(TO DO)
Give a verbatim quotation of every record.

(INFORMATION SHOWN)
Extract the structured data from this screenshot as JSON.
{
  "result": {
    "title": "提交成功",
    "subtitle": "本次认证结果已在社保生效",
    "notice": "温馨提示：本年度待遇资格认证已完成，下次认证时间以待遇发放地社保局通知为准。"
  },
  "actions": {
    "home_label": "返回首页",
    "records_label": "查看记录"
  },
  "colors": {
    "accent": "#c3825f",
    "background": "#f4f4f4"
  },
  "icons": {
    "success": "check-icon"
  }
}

(TASK RESULT)
Extract the structured data from this screenshot as JSON.
{
  "result": {
    "title": "提交成功",
    "subtitle": "本次认证结果已在社保生效",
    "notice": "温馨提示：本年度待遇资格认证已完成，下次认证时间以待遇发放地社保局通知为准。"
  },
  "actions": {
    "home_label": "返回首页",
    "records_label": "查看记录"
  },
  "colors": {
    "accent": "#c3825f",
    "background": "#f4f4f4"
  },
  "icons": {
    "success": "check-icon"
  }
}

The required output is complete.